EXERCISE:
Copy each line holding the string "Piscina".

[Stored data]
----------------------------------------

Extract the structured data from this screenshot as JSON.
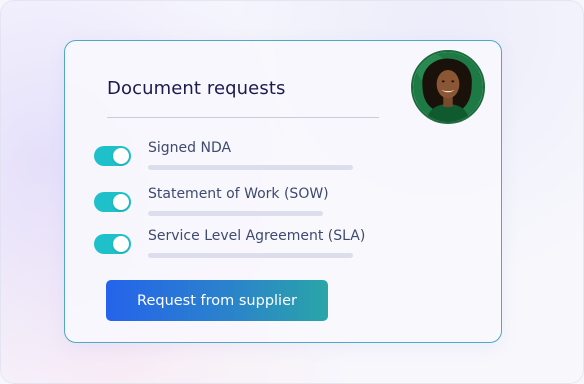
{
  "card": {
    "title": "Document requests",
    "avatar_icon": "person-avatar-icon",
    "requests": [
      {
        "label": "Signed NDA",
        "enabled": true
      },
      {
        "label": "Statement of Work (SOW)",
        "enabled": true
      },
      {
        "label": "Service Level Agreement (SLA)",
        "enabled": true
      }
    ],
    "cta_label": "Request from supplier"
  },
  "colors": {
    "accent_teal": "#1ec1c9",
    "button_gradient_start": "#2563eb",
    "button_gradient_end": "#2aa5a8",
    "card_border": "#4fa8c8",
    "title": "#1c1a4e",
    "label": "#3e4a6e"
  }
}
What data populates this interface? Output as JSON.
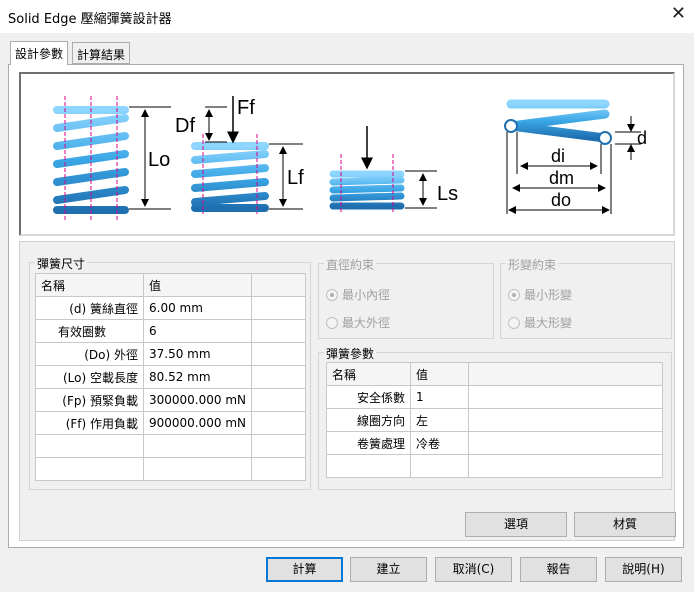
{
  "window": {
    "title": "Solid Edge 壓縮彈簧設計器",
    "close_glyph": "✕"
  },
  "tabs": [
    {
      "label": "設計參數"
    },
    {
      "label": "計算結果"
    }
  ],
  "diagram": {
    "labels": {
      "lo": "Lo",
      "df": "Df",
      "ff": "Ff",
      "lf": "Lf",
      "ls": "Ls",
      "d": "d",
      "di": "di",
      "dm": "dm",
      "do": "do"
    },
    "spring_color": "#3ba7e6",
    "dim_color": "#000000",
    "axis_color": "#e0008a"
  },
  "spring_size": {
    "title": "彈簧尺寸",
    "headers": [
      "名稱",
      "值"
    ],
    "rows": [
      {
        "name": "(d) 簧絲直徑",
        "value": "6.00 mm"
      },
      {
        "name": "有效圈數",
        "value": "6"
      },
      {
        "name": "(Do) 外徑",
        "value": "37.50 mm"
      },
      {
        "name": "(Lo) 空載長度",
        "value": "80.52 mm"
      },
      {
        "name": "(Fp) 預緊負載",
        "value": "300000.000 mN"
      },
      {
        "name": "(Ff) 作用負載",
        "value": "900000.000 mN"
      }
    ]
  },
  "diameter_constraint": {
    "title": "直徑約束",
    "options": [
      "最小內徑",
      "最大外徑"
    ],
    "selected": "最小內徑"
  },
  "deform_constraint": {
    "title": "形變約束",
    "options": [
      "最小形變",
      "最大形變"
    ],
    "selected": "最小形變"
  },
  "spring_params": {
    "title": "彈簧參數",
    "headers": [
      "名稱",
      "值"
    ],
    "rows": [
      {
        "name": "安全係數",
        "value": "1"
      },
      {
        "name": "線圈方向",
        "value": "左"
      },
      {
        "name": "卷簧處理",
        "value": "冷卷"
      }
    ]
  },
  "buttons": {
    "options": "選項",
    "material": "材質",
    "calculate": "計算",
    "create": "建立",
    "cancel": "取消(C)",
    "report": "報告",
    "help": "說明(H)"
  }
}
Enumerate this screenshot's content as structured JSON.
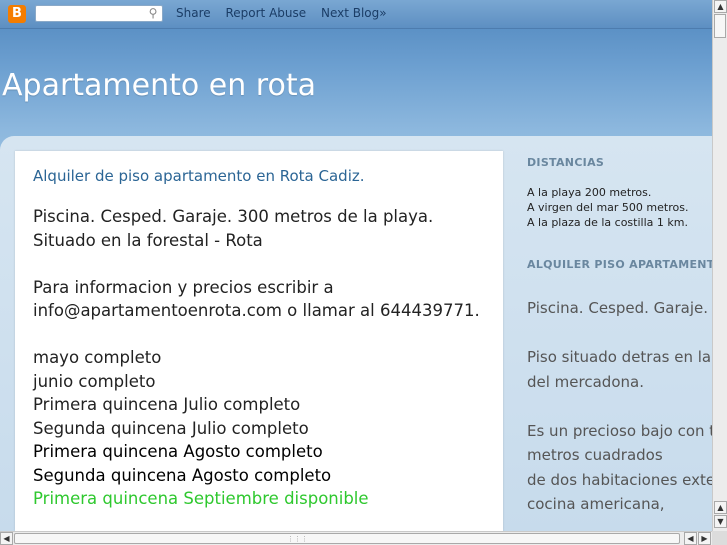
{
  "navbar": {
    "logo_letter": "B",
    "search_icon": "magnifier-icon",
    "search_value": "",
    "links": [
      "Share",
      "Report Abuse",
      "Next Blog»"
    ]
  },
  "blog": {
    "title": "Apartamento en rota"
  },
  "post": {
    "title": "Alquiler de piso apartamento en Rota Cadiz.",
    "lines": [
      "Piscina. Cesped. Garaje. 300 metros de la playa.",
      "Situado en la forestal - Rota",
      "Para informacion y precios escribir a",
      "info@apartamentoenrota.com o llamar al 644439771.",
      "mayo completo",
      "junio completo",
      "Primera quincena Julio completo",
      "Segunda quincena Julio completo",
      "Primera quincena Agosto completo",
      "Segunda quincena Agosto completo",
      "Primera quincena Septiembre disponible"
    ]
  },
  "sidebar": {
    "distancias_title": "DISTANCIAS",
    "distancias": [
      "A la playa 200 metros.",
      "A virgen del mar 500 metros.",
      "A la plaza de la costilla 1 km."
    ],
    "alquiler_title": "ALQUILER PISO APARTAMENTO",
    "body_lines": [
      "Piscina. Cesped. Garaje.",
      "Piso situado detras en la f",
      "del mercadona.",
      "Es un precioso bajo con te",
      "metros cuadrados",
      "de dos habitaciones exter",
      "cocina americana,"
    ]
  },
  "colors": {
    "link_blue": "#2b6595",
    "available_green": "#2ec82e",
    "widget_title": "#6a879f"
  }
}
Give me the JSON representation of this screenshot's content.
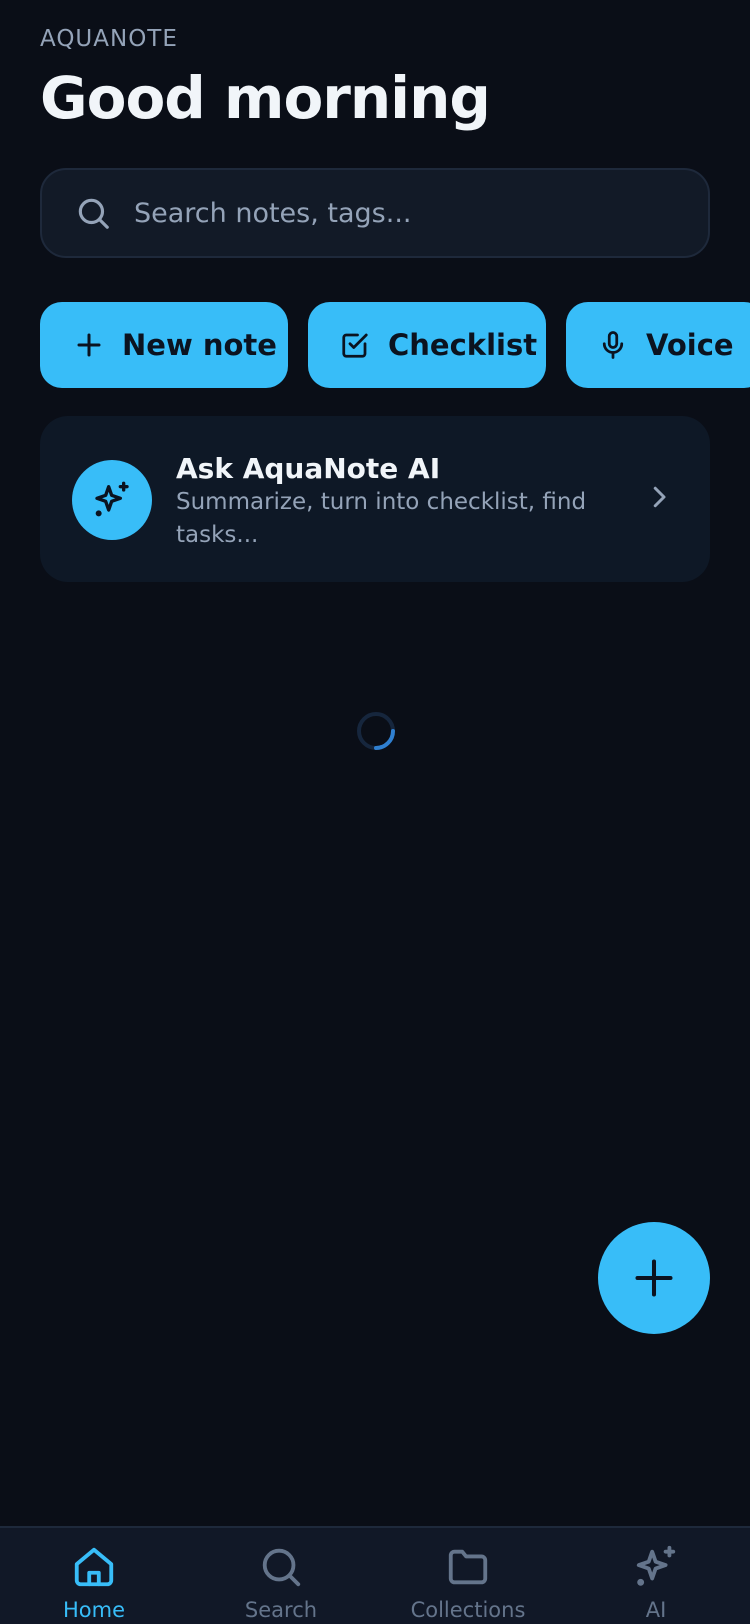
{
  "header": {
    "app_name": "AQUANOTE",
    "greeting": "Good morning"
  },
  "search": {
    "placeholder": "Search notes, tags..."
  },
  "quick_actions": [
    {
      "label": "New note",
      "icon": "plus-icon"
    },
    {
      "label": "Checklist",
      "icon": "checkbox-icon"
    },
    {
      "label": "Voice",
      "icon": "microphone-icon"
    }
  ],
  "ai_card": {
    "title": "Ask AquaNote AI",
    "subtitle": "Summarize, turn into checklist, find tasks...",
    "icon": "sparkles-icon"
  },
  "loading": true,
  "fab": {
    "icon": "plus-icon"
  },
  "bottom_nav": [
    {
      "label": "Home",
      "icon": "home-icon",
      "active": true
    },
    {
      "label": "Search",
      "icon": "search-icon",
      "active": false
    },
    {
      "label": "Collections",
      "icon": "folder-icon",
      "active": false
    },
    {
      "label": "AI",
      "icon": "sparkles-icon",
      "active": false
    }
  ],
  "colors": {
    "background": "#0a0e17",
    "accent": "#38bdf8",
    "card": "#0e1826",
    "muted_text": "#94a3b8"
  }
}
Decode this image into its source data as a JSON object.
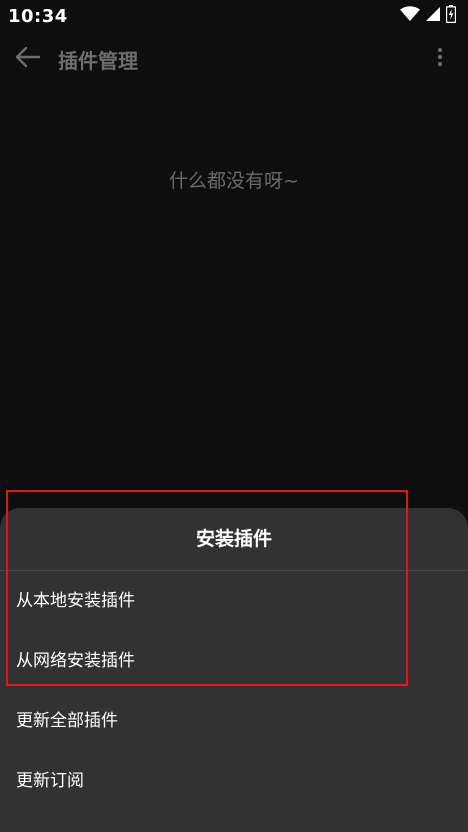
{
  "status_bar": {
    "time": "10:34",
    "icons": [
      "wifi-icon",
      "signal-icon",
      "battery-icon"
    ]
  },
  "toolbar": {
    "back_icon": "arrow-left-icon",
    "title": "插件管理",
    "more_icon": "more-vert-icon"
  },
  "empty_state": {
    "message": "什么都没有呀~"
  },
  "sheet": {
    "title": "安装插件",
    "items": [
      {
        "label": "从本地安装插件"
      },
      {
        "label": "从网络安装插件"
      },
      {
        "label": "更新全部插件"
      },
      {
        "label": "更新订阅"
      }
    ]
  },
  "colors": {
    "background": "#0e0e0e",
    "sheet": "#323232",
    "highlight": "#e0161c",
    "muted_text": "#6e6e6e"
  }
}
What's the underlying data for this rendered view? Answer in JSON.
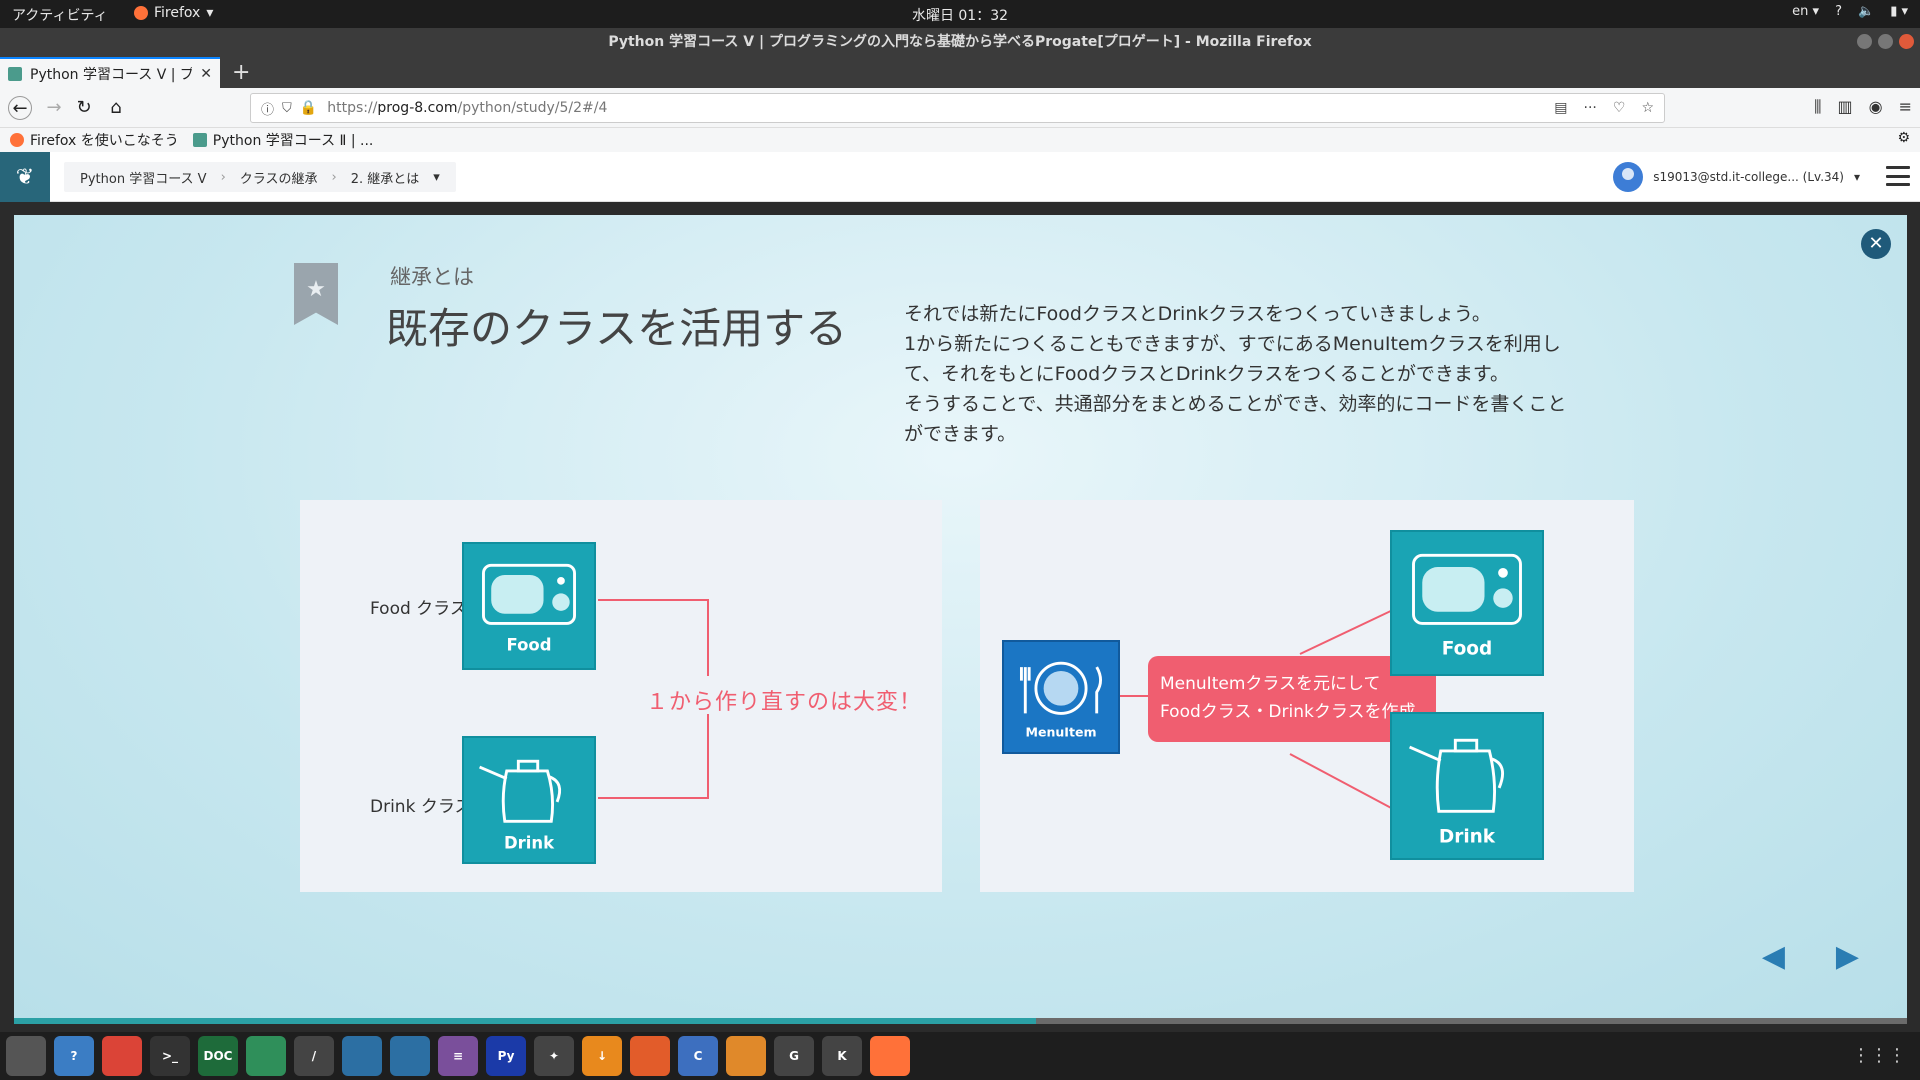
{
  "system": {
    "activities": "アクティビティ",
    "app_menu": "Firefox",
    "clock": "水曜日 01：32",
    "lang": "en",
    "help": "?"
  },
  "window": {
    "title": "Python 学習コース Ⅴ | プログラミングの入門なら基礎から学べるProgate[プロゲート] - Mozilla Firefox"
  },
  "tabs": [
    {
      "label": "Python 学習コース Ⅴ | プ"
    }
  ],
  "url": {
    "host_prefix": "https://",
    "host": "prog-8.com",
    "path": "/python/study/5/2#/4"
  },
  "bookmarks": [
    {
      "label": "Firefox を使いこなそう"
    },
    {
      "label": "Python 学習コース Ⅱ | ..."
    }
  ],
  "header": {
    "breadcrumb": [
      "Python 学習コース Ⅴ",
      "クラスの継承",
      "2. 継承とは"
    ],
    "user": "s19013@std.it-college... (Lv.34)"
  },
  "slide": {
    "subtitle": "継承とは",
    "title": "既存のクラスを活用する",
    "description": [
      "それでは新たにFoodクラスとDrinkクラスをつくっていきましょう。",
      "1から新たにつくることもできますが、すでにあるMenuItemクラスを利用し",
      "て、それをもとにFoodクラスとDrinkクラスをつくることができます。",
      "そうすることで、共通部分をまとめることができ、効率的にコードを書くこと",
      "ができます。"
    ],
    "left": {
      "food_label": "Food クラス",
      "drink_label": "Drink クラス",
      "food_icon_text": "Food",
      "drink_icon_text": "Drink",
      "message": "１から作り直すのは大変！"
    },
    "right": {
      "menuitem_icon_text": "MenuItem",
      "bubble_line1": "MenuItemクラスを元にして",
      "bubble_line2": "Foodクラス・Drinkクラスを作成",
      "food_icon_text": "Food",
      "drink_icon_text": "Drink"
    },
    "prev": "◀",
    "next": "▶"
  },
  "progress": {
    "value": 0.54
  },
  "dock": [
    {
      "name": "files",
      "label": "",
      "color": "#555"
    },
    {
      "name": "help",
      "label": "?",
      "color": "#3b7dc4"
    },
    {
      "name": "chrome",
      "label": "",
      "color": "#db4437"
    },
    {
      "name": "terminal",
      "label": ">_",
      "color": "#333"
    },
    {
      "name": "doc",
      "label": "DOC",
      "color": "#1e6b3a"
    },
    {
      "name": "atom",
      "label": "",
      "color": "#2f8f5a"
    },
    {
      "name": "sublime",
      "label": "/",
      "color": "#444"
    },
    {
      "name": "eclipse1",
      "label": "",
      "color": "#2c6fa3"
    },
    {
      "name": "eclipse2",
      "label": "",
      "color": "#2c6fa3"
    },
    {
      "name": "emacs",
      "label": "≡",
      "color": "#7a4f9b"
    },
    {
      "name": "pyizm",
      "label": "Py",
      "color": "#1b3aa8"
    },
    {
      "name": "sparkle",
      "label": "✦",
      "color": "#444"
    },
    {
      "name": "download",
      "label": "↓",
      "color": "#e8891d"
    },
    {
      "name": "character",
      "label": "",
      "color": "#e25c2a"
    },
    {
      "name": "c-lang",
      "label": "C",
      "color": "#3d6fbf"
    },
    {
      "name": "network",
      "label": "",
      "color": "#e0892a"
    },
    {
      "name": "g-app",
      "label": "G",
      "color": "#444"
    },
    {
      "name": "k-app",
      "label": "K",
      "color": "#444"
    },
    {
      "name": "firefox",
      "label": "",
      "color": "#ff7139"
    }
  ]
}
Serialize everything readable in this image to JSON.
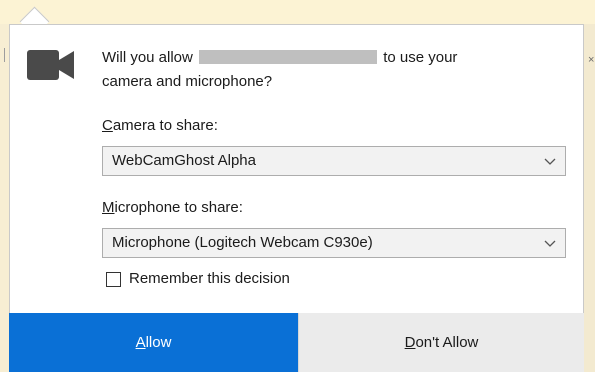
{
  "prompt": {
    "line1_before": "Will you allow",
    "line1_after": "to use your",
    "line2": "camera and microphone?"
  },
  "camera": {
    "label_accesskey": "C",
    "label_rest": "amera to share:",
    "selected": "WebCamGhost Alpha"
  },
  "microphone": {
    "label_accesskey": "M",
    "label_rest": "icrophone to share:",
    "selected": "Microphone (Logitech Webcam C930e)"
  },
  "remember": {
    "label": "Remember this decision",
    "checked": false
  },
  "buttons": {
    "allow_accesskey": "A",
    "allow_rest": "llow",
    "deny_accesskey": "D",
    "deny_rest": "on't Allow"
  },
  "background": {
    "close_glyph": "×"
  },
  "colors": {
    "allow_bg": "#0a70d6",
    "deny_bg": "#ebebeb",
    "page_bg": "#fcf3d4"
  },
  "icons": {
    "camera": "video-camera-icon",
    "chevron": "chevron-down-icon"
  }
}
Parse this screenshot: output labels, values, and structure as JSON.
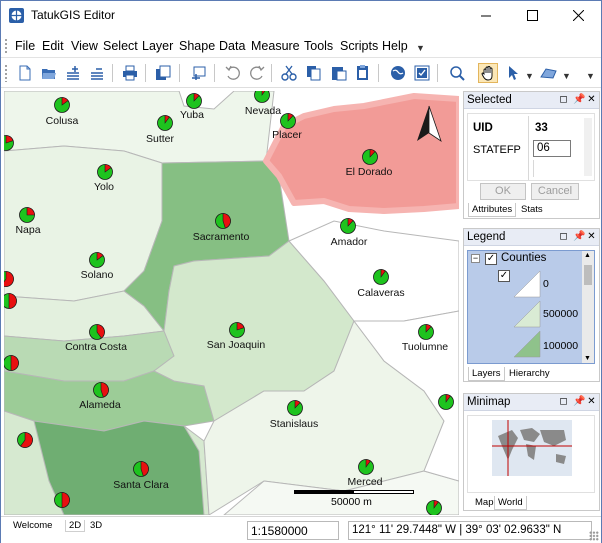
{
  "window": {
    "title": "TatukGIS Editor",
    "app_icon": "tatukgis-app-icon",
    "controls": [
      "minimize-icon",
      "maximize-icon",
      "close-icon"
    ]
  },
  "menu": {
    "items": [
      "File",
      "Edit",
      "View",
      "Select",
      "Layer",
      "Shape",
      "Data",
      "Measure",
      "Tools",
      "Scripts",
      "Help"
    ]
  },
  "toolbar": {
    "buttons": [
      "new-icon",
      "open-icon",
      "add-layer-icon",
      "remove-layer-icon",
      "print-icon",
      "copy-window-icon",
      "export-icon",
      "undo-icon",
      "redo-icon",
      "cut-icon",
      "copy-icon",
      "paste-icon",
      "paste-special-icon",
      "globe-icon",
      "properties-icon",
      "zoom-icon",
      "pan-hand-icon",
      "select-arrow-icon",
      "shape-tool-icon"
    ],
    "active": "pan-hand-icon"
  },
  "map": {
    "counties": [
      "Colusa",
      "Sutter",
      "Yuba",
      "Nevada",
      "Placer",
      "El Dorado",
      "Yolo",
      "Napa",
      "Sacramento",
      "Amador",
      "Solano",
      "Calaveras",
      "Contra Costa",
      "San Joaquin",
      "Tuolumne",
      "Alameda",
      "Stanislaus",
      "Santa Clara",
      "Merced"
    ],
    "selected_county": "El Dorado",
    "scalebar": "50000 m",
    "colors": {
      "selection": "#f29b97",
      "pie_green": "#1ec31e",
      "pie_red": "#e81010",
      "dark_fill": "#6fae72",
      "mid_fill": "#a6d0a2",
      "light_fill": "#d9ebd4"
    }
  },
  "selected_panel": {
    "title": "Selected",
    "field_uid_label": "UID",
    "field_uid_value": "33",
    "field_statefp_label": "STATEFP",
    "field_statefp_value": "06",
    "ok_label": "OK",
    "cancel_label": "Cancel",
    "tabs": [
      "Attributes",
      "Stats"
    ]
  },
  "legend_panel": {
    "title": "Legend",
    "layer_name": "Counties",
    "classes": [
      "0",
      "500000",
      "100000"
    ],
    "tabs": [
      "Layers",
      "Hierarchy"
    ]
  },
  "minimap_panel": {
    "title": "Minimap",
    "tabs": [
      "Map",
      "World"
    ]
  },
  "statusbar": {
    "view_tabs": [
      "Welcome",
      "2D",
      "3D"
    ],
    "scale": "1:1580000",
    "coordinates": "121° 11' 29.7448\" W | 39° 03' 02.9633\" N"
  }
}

----------------------------------------

FULL RESPONSE:
      "Piscina. Cesped. Garaje. 300 metros de la playa.",
      "Piscina. Cesped. Garaje.",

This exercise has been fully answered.